Data entries
◆ ◆ ◆ ◆ ◆ ◆ ◆

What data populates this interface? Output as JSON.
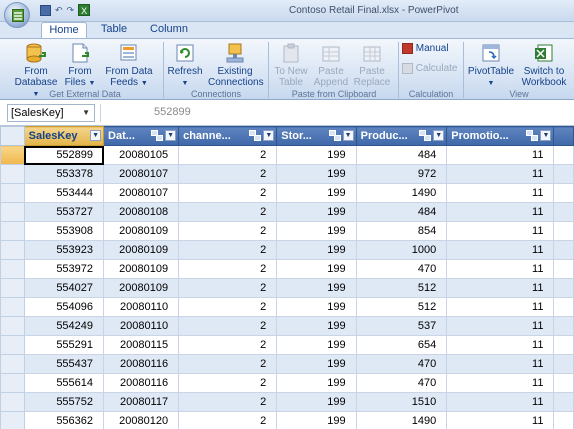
{
  "window": {
    "title": "Contoso Retail Final.xlsx  -  PowerPivot"
  },
  "quick_access": {
    "undo_label": "↶",
    "redo_label": "↷",
    "excel_label": "X"
  },
  "tabs": [
    {
      "label": "Home"
    },
    {
      "label": "Table"
    },
    {
      "label": "Column"
    }
  ],
  "ribbon": {
    "get_external_data": {
      "label": "Get External Data",
      "from_database": {
        "line1": "From",
        "line2": "Database"
      },
      "from_files": {
        "line1": "From",
        "line2": "Files"
      },
      "from_data_feeds": {
        "line1": "From Data",
        "line2": "Feeds"
      }
    },
    "connections": {
      "label": "Connections",
      "refresh": "Refresh",
      "existing": {
        "line1": "Existing",
        "line2": "Connections"
      }
    },
    "paste_from_clipboard": {
      "label": "Paste from Clipboard",
      "to_new_table": {
        "line1": "To New",
        "line2": "Table"
      },
      "paste_append": {
        "line1": "Paste",
        "line2": "Append"
      },
      "paste_replace": {
        "line1": "Paste",
        "line2": "Replace"
      }
    },
    "calculation": {
      "label": "Calculation",
      "manual": "Manual",
      "calculate": "Calculate"
    },
    "view": {
      "label": "View",
      "pivottable": "PivotTable",
      "switch": {
        "line1": "Switch to",
        "line2": "Workbook"
      }
    }
  },
  "formula_bar": {
    "name_box": "[SalesKey]",
    "value": "552899"
  },
  "grid": {
    "columns": [
      "SalesKey",
      "Dat...",
      "channe...",
      "Stor...",
      "Produc...",
      "Promotio..."
    ],
    "rows": [
      [
        "552899",
        "20080105",
        "2",
        "199",
        "484",
        "11"
      ],
      [
        "553378",
        "20080107",
        "2",
        "199",
        "972",
        "11"
      ],
      [
        "553444",
        "20080107",
        "2",
        "199",
        "1490",
        "11"
      ],
      [
        "553727",
        "20080108",
        "2",
        "199",
        "484",
        "11"
      ],
      [
        "553908",
        "20080109",
        "2",
        "199",
        "854",
        "11"
      ],
      [
        "553923",
        "20080109",
        "2",
        "199",
        "1000",
        "11"
      ],
      [
        "553972",
        "20080109",
        "2",
        "199",
        "470",
        "11"
      ],
      [
        "554027",
        "20080109",
        "2",
        "199",
        "512",
        "11"
      ],
      [
        "554096",
        "20080110",
        "2",
        "199",
        "512",
        "11"
      ],
      [
        "554249",
        "20080110",
        "2",
        "199",
        "537",
        "11"
      ],
      [
        "555291",
        "20080115",
        "2",
        "199",
        "654",
        "11"
      ],
      [
        "555437",
        "20080116",
        "2",
        "199",
        "470",
        "11"
      ],
      [
        "555614",
        "20080116",
        "2",
        "199",
        "470",
        "11"
      ],
      [
        "555752",
        "20080117",
        "2",
        "199",
        "1510",
        "11"
      ],
      [
        "556362",
        "20080120",
        "2",
        "199",
        "1490",
        "11"
      ]
    ]
  }
}
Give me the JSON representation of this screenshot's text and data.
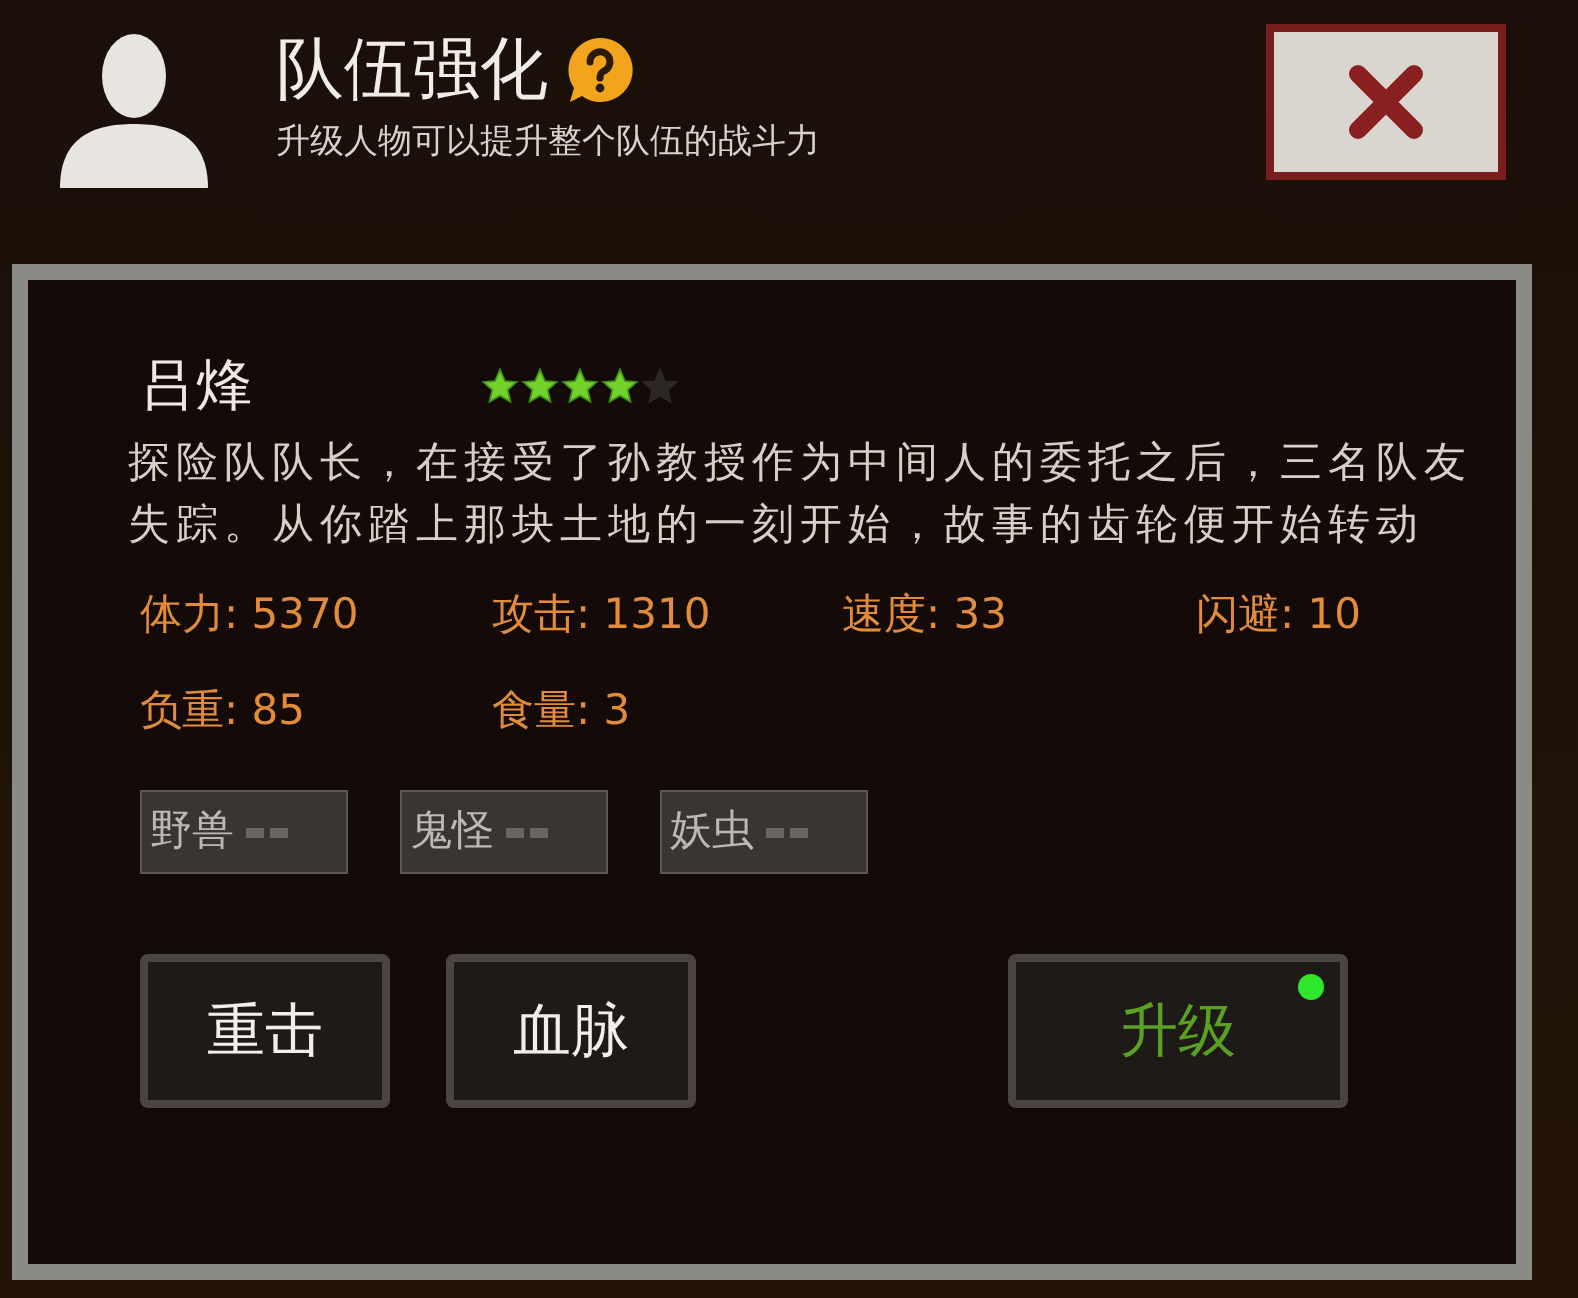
{
  "header": {
    "title": "队伍强化",
    "subtitle": "升级人物可以提升整个队伍的战斗力"
  },
  "hero": {
    "name": "吕烽",
    "stars": 4,
    "description": "探险队队长，在接受了孙教授作为中间人的委托之后，三名队友失踪。从你踏上那块土地的一刻开始，故事的齿轮便开始转动",
    "stats": [
      {
        "label": "体力: 5370"
      },
      {
        "label": "攻击: 1310"
      },
      {
        "label": "速度: 33"
      },
      {
        "label": "闪避: 10"
      },
      {
        "label": "负重: 85"
      },
      {
        "label": "食量: 3"
      }
    ],
    "tags": [
      {
        "label": "野兽"
      },
      {
        "label": "鬼怪"
      },
      {
        "label": "妖虫"
      }
    ]
  },
  "buttons": [
    {
      "label": "重击",
      "highlighted": false,
      "badge": false
    },
    {
      "label": "血脉",
      "highlighted": false,
      "badge": false
    },
    {
      "label": "升级",
      "highlighted": true,
      "badge": true
    }
  ]
}
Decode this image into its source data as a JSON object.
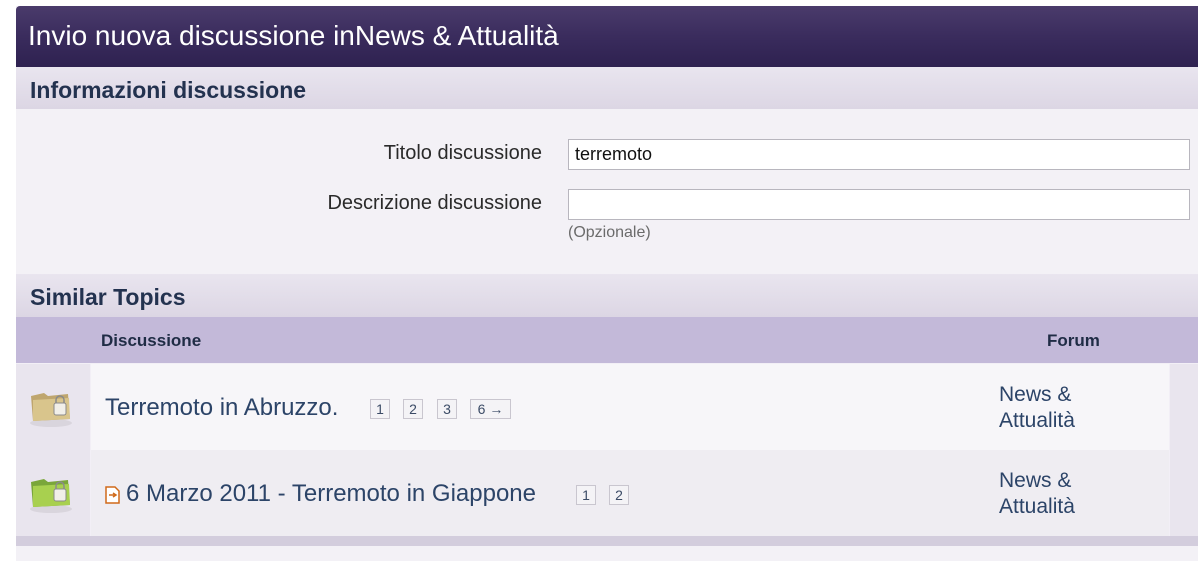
{
  "header": {
    "title": "Invio nuova discussione inNews & Attualità"
  },
  "info_section": {
    "title": "Informazioni discussione",
    "fields": {
      "title_label": "Titolo discussione",
      "title_value": "terremoto",
      "description_label": "Descrizione discussione",
      "description_value": "",
      "description_hint": "(Opzionale)"
    }
  },
  "similar_section": {
    "title": "Similar Topics",
    "columns": {
      "topic": "Discussione",
      "forum": "Forum"
    },
    "rows": [
      {
        "title": "Terremoto in Abruzzo.",
        "pages": [
          "1",
          "2",
          "3",
          "6 →"
        ],
        "forum_line1": "News &",
        "forum_line2": "Attualità",
        "icon": "folder-lock-icon",
        "has_attachment_icon": false
      },
      {
        "title": "6 Marzo 2011 - Terremoto in Giappone",
        "pages": [
          "1",
          "2"
        ],
        "forum_line1": "News &",
        "forum_line2": "Attualità",
        "icon": "folder-lock-icon",
        "has_attachment_icon": true
      }
    ]
  },
  "colors": {
    "header_bg": "#3a2c5d",
    "column_header_bg": "#c3b9d9",
    "link": "#2c4468"
  }
}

◆ ◆ ◆ ◆ ◆ ◆ ◆

▶ **YOUR INSTRUCTIONS**: Each record above should come back exactly the same, only without its pictures.

▶ **SOLVED EXERCISE**:
What data populates this interface? Output as JSON.
{
  "window": {
    "title": "Contoso Retail Final.xlsx  -  PowerPivot"
  },
  "quick_access": {
    "undo_label": "↶",
    "redo_label": "↷",
    "excel_label": "X"
  },
  "tabs": [
    {
      "label": "Home"
    },
    {
      "label": "Table"
    },
    {
      "label": "Column"
    }
  ],
  "ribbon": {
    "get_external_data": {
      "label": "Get External Data",
      "from_database": {
        "line1": "From",
        "line2": "Database"
      },
      "from_files": {
        "line1": "From",
        "line2": "Files"
      },
      "from_data_feeds": {
        "line1": "From Data",
        "line2": "Feeds"
      }
    },
    "connections": {
      "label": "Connections",
      "refresh": "Refresh",
      "existing": {
        "line1": "Existing",
        "line2": "Connections"
      }
    },
    "paste_from_clipboard": {
      "label": "Paste from Clipboard",
      "to_new_table": {
        "line1": "To New",
        "line2": "Table"
      },
      "paste_append": {
        "line1": "Paste",
        "line2": "Append"
      },
      "paste_replace": {
        "line1": "Paste",
        "line2": "Replace"
      }
    },
    "calculation": {
      "label": "Calculation",
      "manual": "Manual",
      "calculate": "Calculate"
    },
    "view": {
      "label": "View",
      "pivottable": "PivotTable",
      "switch": {
        "line1": "Switch to",
        "line2": "Workbook"
      }
    }
  },
  "formula_bar": {
    "name_box": "[SalesKey]",
    "value": "552899"
  },
  "grid": {
    "columns": [
      "SalesKey",
      "Dat...",
      "channe...",
      "Stor...",
      "Produc...",
      "Promotio..."
    ],
    "rows": [
      [
        "552899",
        "20080105",
        "2",
        "199",
        "484",
        "11"
      ],
      [
        "553378",
        "20080107",
        "2",
        "199",
        "972",
        "11"
      ],
      [
        "553444",
        "20080107",
        "2",
        "199",
        "1490",
        "11"
      ],
      [
        "553727",
        "20080108",
        "2",
        "199",
        "484",
        "11"
      ],
      [
        "553908",
        "20080109",
        "2",
        "199",
        "854",
        "11"
      ],
      [
        "553923",
        "20080109",
        "2",
        "199",
        "1000",
        "11"
      ],
      [
        "553972",
        "20080109",
        "2",
        "199",
        "470",
        "11"
      ],
      [
        "554027",
        "20080109",
        "2",
        "199",
        "512",
        "11"
      ],
      [
        "554096",
        "20080110",
        "2",
        "199",
        "512",
        "11"
      ],
      [
        "554249",
        "20080110",
        "2",
        "199",
        "537",
        "11"
      ],
      [
        "555291",
        "20080115",
        "2",
        "199",
        "654",
        "11"
      ],
      [
        "555437",
        "20080116",
        "2",
        "199",
        "470",
        "11"
      ],
      [
        "555614",
        "20080116",
        "2",
        "199",
        "470",
        "11"
      ],
      [
        "555752",
        "20080117",
        "2",
        "199",
        "1510",
        "11"
      ],
      [
        "556362",
        "20080120",
        "2",
        "199",
        "1490",
        "11"
      ]
    ]
  }
}
Give me the JSON representation of this screenshot's text and data.
{
  "header": {
    "title": "队伍强化",
    "subtitle": "升级人物可以提升整个队伍的战斗力"
  },
  "hero": {
    "name": "吕烽",
    "stars": 4,
    "description": "探险队队长，在接受了孙教授作为中间人的委托之后，三名队友失踪。从你踏上那块土地的一刻开始，故事的齿轮便开始转动",
    "stats": [
      {
        "label": "体力: 5370"
      },
      {
        "label": "攻击: 1310"
      },
      {
        "label": "速度: 33"
      },
      {
        "label": "闪避: 10"
      },
      {
        "label": "负重: 85"
      },
      {
        "label": "食量: 3"
      }
    ],
    "tags": [
      {
        "label": "野兽"
      },
      {
        "label": "鬼怪"
      },
      {
        "label": "妖虫"
      }
    ]
  },
  "buttons": [
    {
      "label": "重击",
      "highlighted": false,
      "badge": false
    },
    {
      "label": "血脉",
      "highlighted": false,
      "badge": false
    },
    {
      "label": "升级",
      "highlighted": true,
      "badge": true
    }
  ]
}
Decode this image into its source data as a JSON object.
{
  "header": {
    "title": "Invio nuova discussione inNews & Attualità"
  },
  "info_section": {
    "title": "Informazioni discussione",
    "fields": {
      "title_label": "Titolo discussione",
      "title_value": "terremoto",
      "description_label": "Descrizione discussione",
      "description_value": "",
      "description_hint": "(Opzionale)"
    }
  },
  "similar_section": {
    "title": "Similar Topics",
    "columns": {
      "topic": "Discussione",
      "forum": "Forum"
    },
    "rows": [
      {
        "title": "Terremoto in Abruzzo.",
        "pages": [
          "1",
          "2",
          "3",
          "6 →"
        ],
        "forum_line1": "News &",
        "forum_line2": "Attualità",
        "icon": "folder-lock-icon",
        "has_attachment_icon": false
      },
      {
        "title": "6 Marzo 2011 - Terremoto in Giappone",
        "pages": [
          "1",
          "2"
        ],
        "forum_line1": "News &",
        "forum_line2": "Attualità",
        "icon": "folder-lock-icon",
        "has_attachment_icon": true
      }
    ]
  },
  "colors": {
    "header_bg": "#3a2c5d",
    "column_header_bg": "#c3b9d9",
    "link": "#2c4468"
  }
}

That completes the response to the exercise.